Your task
Report how many lines of the data contain the string "farmaco". Add nothing.

Task data START

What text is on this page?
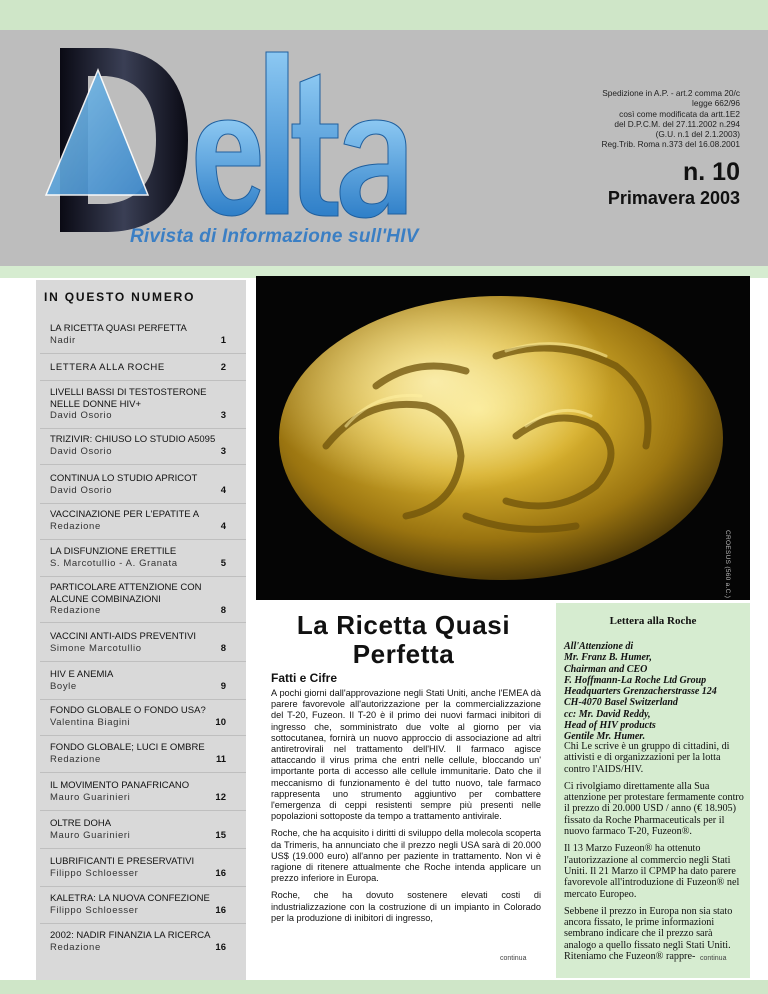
Rivista di Informazione sull'HIV
Spedizione in A.P. - art.2 comma 20/c
legge 662/96
così come modificata da artt.1E2
del D.P.C.M. del 27.11.2002 n.294
(G.U. n.1 del 2.1.2003)
Reg.Trib. Roma n.373 del 16.08.2001
n. 10
Primavera 2003
IN QUESTO NUMERO
LA RICETTA QUASI PERFETTA
Nadir	1
LETTERA ALLA ROCHE	2
LIVELLI BASSI DI TESTOSTERONE NELLE DONNE HIV+
David Osorio	3
TRIZIVIR: CHIUSO LO STUDIO A5095
David Osorio	3
CONTINUA LO STUDIO APRICOT
David Osorio	4
VACCINAZIONE PER L'EPATITE A
Redazione	4
LA DISFUNZIONE ERETTILE
S. Marcotullio - A. Granata	5
PARTICOLARE ATTENZIONE CON ALCUNE COMBINAZIONI
Redazione	8
VACCINI ANTI-AIDS PREVENTIVI
Simone Marcotullio	8
HIV E ANEMIA
Boyle	9
FONDO GLOBALE O FONDO USA?
Valentina Biagini	10
FONDO GLOBALE; LUCI E OMBRE
Redazione	11
IL MOVIMENTO PANAFRICANO
Mauro Guarinieri	12
OLTRE DOHA
Mauro Guarinieri	15
LUBRIFICANTI E PRESERVATIVI
Filippo Schloesser	16
KALETRA: LA NUOVA CONFEZIONE
Filippo Schloesser	16
2002: NADIR FINANZIA LA RICERCA
Redazione	16
CROESUS (560 a.C.)
La Ricetta Quasi Perfetta
Fatti e Cifre

A pochi giorni dall'approvazione negli Stati Uniti, anche l'EMEA dà parere favorevole all'autorizzazione per la commercializzazione del T-20, Fuzeon. Il T-20 è il primo dei nuovi farmaci inibitori di ingresso che, somministrato due volte al giorno per via sottocutanea, fornirà un nuovo approccio di associazione ad altri antiretrovirali nel trattamento dell'HIV. Il farmaco agisce attaccando il virus prima che entri nelle cellule, bloccando un' importante porta di accesso alle cellule immunitarie. Dato che il meccanismo di funzionamento è del tutto nuovo, tale farmaco rappresenta uno strumento aggiuntivo per combattere l'emergenza di ceppi resistenti sempre più presenti nelle popolazioni sottoposte da tempo a trattamento antivirale.

Roche, che ha acquisito i diritti di sviluppo della molecola scoperta da Trimeris, ha annunciato che il prezzo negli USA sarà di 20.000 US$ (19.000 euro) all'anno per paziente in trattamento. Non vi è ragione di ritenere attualmente che Roche intenda applicare un prezzo inferiore in Europa.

Roche, che ha dovuto sostenere elevati costi di industrializzazione con la costruzione di un impianto in Colorado per la produzione di inibitori di ingresso,

continua
Lettera alla Roche
All'Attenzione di
Mr. Franz B. Humer,
Chairman and CEO
F. Hoffmann-La Roche Ltd Group
Headquarters Grenzacherstrasse 124
CH-4070 Basel Switzerland
cc: Mr. David Reddy,
Head of HIV products
Gentile Mr. Humer.

Chi Le scrive è un gruppo di cittadini, di attivisti e di organizzazioni per la lotta contro l'AIDS/HIV.

Ci rivolgiamo direttamente alla Sua attenzione per protestare fermamente contro il prezzo di 20.000 USD / anno (€ 18.905) fissato da Roche Pharmaceuticals per il nuovo farmaco T-20, Fuzeon®.

Il 13 Marzo Fuzeon® ha ottenuto l'autorizzazione al commercio negli Stati Uniti. Il 21 Marzo il CPMP ha dato parere favorevole all'introduzione di Fuzeon® nel mercato Europeo.

Sebbene il prezzo in Europa non sia stato ancora fissato, le prime informazioni sembrano indicare che il prezzo sarà analogo a quello fissato negli Stati Uniti. Riteniamo che Fuzeon® rappre- continua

Task data END

Your response
2